**WRITTEN INSTRUCTION:** Scan the entries below for the word "condition". Copy each line that has it.

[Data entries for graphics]
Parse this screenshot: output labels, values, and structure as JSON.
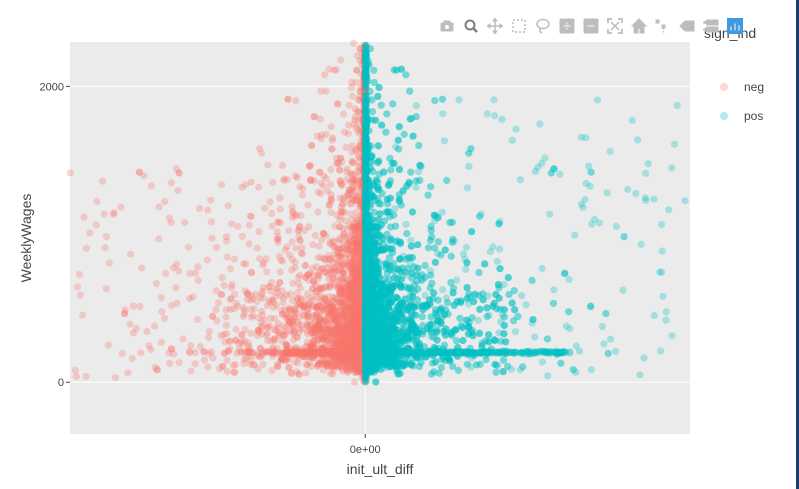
{
  "modebar": {
    "buttons": [
      {
        "name": "camera-icon"
      },
      {
        "name": "zoom-icon",
        "active": true
      },
      {
        "name": "pan-icon"
      },
      {
        "name": "box-select-icon"
      },
      {
        "name": "lasso-select-icon"
      },
      {
        "name": "zoom-in-icon"
      },
      {
        "name": "zoom-out-icon"
      },
      {
        "name": "autoscale-icon"
      },
      {
        "name": "reset-axes-icon"
      },
      {
        "name": "spike-lines-icon"
      },
      {
        "name": "hover-closest-icon"
      },
      {
        "name": "hover-compare-icon"
      },
      {
        "name": "plotly-logo-icon"
      }
    ],
    "icon_color": "#bdbdbd",
    "active_color": "#7f7f7f",
    "logo_color": "#3f9ae0"
  },
  "chart_data": {
    "type": "scatter",
    "title": "",
    "xlabel": "init_ult_diff",
    "ylabel": "WeeklyWages",
    "x_ticks": [
      {
        "value": 0,
        "label": "0e+00"
      }
    ],
    "y_ticks": [
      {
        "value": 0,
        "label": "0"
      },
      {
        "value": 2000,
        "label": "2000"
      }
    ],
    "xlim": [
      -1.0,
      1.1
    ],
    "ylim": [
      -350,
      2300
    ],
    "grid": true,
    "panel_background": "#ebebeb",
    "legend": {
      "title": "sign_ind",
      "placement": "right"
    },
    "series": [
      {
        "name": "neg",
        "color": "#f8766d",
        "side": "negative"
      },
      {
        "name": "pos",
        "color": "#00bfc4",
        "side": "positive"
      }
    ],
    "notes_points": "approximate scatter; ~7000 points per series concentrated near x=0 and low wages"
  }
}
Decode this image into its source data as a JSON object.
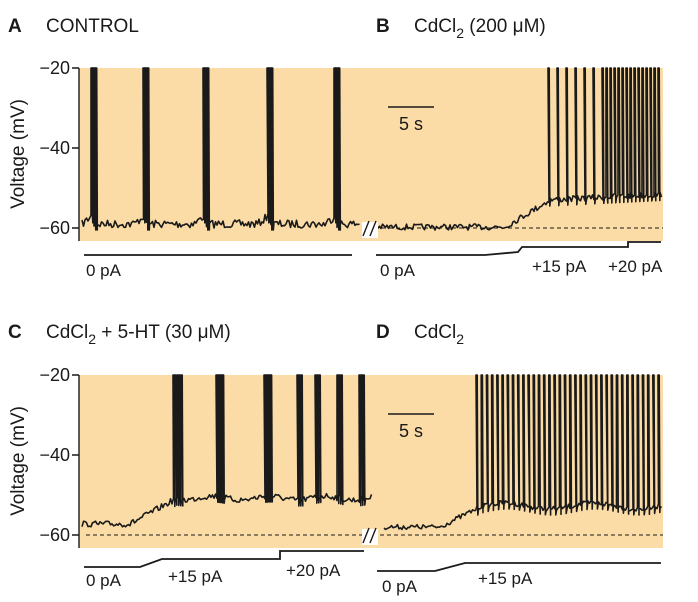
{
  "panels": {
    "A": {
      "letter": "A",
      "title": "CONTROL"
    },
    "B": {
      "letter": "B",
      "title_prefix": "CdCl",
      "title_sub": "2",
      "title_suffix": " (200 μM)"
    },
    "C": {
      "letter": "C",
      "title_prefix": "CdCl",
      "title_sub": "2",
      "title_suffix": " + 5-HT (30 μM)"
    },
    "D": {
      "letter": "D",
      "title_prefix": "CdCl",
      "title_sub": "2"
    }
  },
  "axis": {
    "ylabel": "Voltage (mV)",
    "ticks": [
      "−20",
      "−40",
      "−60"
    ]
  },
  "scale_bar_label": "5 s",
  "currents": {
    "A": [
      "0 pA"
    ],
    "B": [
      "0 pA",
      "+15 pA",
      "+20 pA"
    ],
    "C": [
      "0 pA",
      "+15 pA",
      "+20 pA"
    ],
    "D": [
      "0 pA",
      "+15 pA"
    ]
  },
  "chart_data": {
    "type": "line",
    "y_unit": "mV",
    "ylim": [
      -62,
      -20
    ],
    "baseline_mV": -60,
    "traces": {
      "A": {
        "condition": "CONTROL",
        "current_steps_pA": [
          0
        ],
        "spike_bursts": 5
      },
      "B": {
        "condition": "CdCl2 (200 μM)",
        "current_steps_pA": [
          0,
          15,
          20
        ]
      },
      "C": {
        "condition": "CdCl2 + 5-HT (30 μM)",
        "current_steps_pA": [
          0,
          15,
          20
        ]
      },
      "D": {
        "condition": "CdCl2",
        "current_steps_pA": [
          0,
          15
        ]
      }
    },
    "colors": {
      "background": "#fbdca6",
      "trace": "#1a1a1a"
    }
  }
}
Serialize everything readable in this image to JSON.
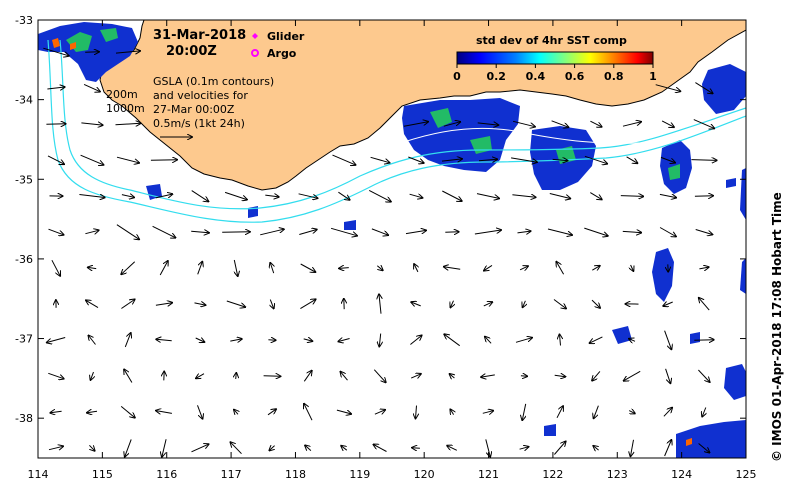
{
  "header": {
    "date": "31-Mar-2018",
    "time": "20:00Z"
  },
  "legend": {
    "glider_label": "Glider",
    "argo_label": "Argo",
    "glider_color": "#ff00ff",
    "argo_color": "#ff00ff"
  },
  "colorbar": {
    "title": "std dev of 4hr SST comp",
    "ticks": [
      "0",
      "0.2",
      "0.4",
      "0.6",
      "0.8",
      "1"
    ],
    "colors": [
      "#00007f",
      "#0000ff",
      "#0080ff",
      "#00ffff",
      "#80ff80",
      "#ffff00",
      "#ff8000",
      "#ff0000",
      "#7f0000"
    ]
  },
  "annotation": {
    "line1": "GSLA (0.1m contours)",
    "line2": "and velocities for",
    "line3": "27-Mar 00:00Z",
    "line4": "0.5m/s (1kt 24h)"
  },
  "isobaths": {
    "label_200": "200m",
    "label_1000": "1000m",
    "color": "#33ddee"
  },
  "credit": "©  IMOS 01-Apr-2018 17:08 Hobart Time",
  "colors": {
    "land": "#fdc98e",
    "coast": "#000000",
    "sst_blue": "#1030d0"
  },
  "chart_data": {
    "type": "map",
    "x_ticks": [
      "114",
      "115",
      "116",
      "117",
      "118",
      "119",
      "120",
      "121",
      "122",
      "123",
      "124",
      "125"
    ],
    "y_ticks": [
      "-33",
      "-34",
      "-35",
      "-36",
      "-37",
      "-38"
    ],
    "xlim": [
      114,
      125
    ],
    "ylim": [
      -38.5,
      -33
    ],
    "vector_scale_ms": 0.5
  }
}
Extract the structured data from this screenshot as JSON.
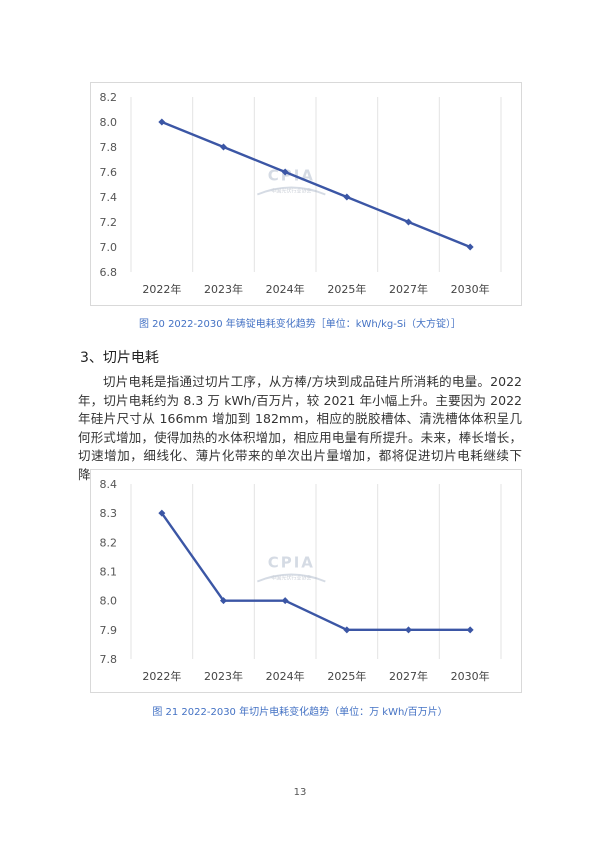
{
  "chart_data": [
    {
      "type": "line",
      "categories": [
        "2022年",
        "2023年",
        "2024年",
        "2025年",
        "2027年",
        "2030年"
      ],
      "series": [
        {
          "values": [
            8.0,
            7.8,
            7.6,
            7.4,
            7.2,
            7.0
          ]
        }
      ],
      "y_ticks": [
        "8.2",
        "8.0",
        "7.8",
        "7.6",
        "7.4",
        "7.2",
        "7.0",
        "6.8"
      ],
      "ylim": [
        6.8,
        8.2
      ],
      "grid": "vertical",
      "color": "#3b56a5",
      "title": ""
    },
    {
      "type": "line",
      "categories": [
        "2022年",
        "2023年",
        "2024年",
        "2025年",
        "2027年",
        "2030年"
      ],
      "series": [
        {
          "values": [
            8.3,
            8.0,
            8.0,
            7.9,
            7.9,
            7.9
          ]
        }
      ],
      "y_ticks": [
        "8.4",
        "8.3",
        "8.2",
        "8.1",
        "8.0",
        "7.9",
        "7.8"
      ],
      "ylim": [
        7.8,
        8.4
      ],
      "grid": "vertical",
      "color": "#3b56a5",
      "title": ""
    }
  ],
  "watermark": {
    "text": "CPIA",
    "subtext": "中国光伏行业协会"
  },
  "captions": {
    "chart1": "图 20   2022-2030 年铸锭电耗变化趋势［单位：kWh/kg-Si（大方锭）］",
    "chart2": "图 21   2022-2030 年切片电耗变化趋势（单位：万 kWh/百万片）"
  },
  "section": {
    "heading": "3、切片电耗",
    "paragraph": "切片电耗是指通过切片工序，从方棒/方块到成品硅片所消耗的电量。2022 年，切片电耗约为 8.3 万 kWh/百万片，较 2021 年小幅上升。主要因为 2022 年硅片尺寸从 166mm 增加到 182mm，相应的脱胶槽体、清洗槽体体积呈几何形式增加，使得加热的水体积增加，相应用电量有所提升。未来，棒长增长，切速增加，细线化、薄片化带来的单次出片量增加，都将促进切片电耗继续下降。"
  },
  "page_number": "13"
}
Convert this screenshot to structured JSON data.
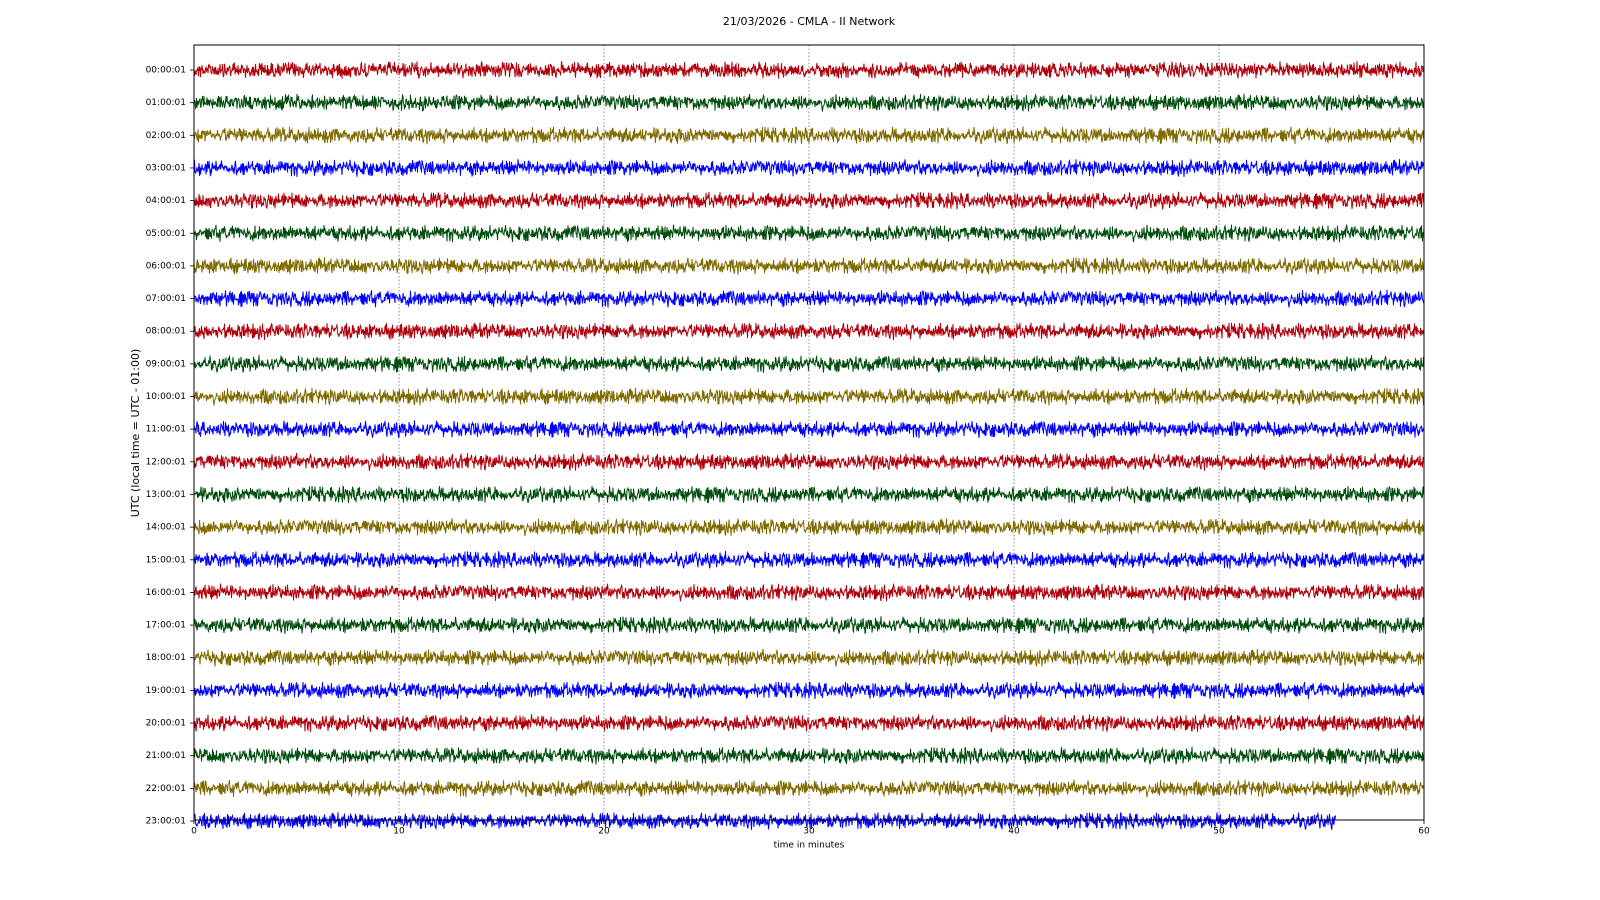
{
  "chart_data": {
    "type": "helicorder",
    "title": "21/03/2026 - CMLA - II Network",
    "xlabel": "time in minutes",
    "ylabel": "UTC (local time = UTC - 01:00)",
    "xlim": [
      0,
      60
    ],
    "xticks": [
      0,
      10,
      20,
      30,
      40,
      50,
      60
    ],
    "grid": true,
    "series": [
      {
        "name": "00:00:01",
        "color": "#b0000b",
        "xend": 60
      },
      {
        "name": "01:00:01",
        "color": "#004d0d",
        "xend": 60
      },
      {
        "name": "02:00:01",
        "color": "#7f6a00",
        "xend": 60
      },
      {
        "name": "03:00:01",
        "color": "#0000ff",
        "xend": 60
      },
      {
        "name": "04:00:01",
        "color": "#b0000b",
        "xend": 60
      },
      {
        "name": "05:00:01",
        "color": "#004d0d",
        "xend": 60
      },
      {
        "name": "06:00:01",
        "color": "#7f6a00",
        "xend": 60
      },
      {
        "name": "07:00:01",
        "color": "#0000ff",
        "xend": 60
      },
      {
        "name": "08:00:01",
        "color": "#b0000b",
        "xend": 60
      },
      {
        "name": "09:00:01",
        "color": "#004d0d",
        "xend": 60
      },
      {
        "name": "10:00:01",
        "color": "#7f6a00",
        "xend": 60
      },
      {
        "name": "11:00:01",
        "color": "#0000ff",
        "xend": 60
      },
      {
        "name": "12:00:01",
        "color": "#b0000b",
        "xend": 60
      },
      {
        "name": "13:00:01",
        "color": "#004d0d",
        "xend": 60
      },
      {
        "name": "14:00:01",
        "color": "#7f6a00",
        "xend": 60
      },
      {
        "name": "15:00:01",
        "color": "#0000ff",
        "xend": 60
      },
      {
        "name": "16:00:01",
        "color": "#b0000b",
        "xend": 60
      },
      {
        "name": "17:00:01",
        "color": "#004d0d",
        "xend": 60
      },
      {
        "name": "18:00:01",
        "color": "#7f6a00",
        "xend": 60
      },
      {
        "name": "19:00:01",
        "color": "#0000ff",
        "xend": 60
      },
      {
        "name": "20:00:01",
        "color": "#b0000b",
        "xend": 60
      },
      {
        "name": "21:00:01",
        "color": "#004d0d",
        "xend": 60
      },
      {
        "name": "22:00:01",
        "color": "#7f6a00",
        "xend": 60
      },
      {
        "name": "23:00:01",
        "color": "#0000ff",
        "xend": 55.7
      }
    ]
  }
}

**RESPONSE TO THIS EXERCISE:**
        "condition": "CONTROL",
        "condition": "CdCl2 (200 μM)",
        "condition": "CdCl2 + 5-HT (30 μM)",
        "condition": "CdCl2",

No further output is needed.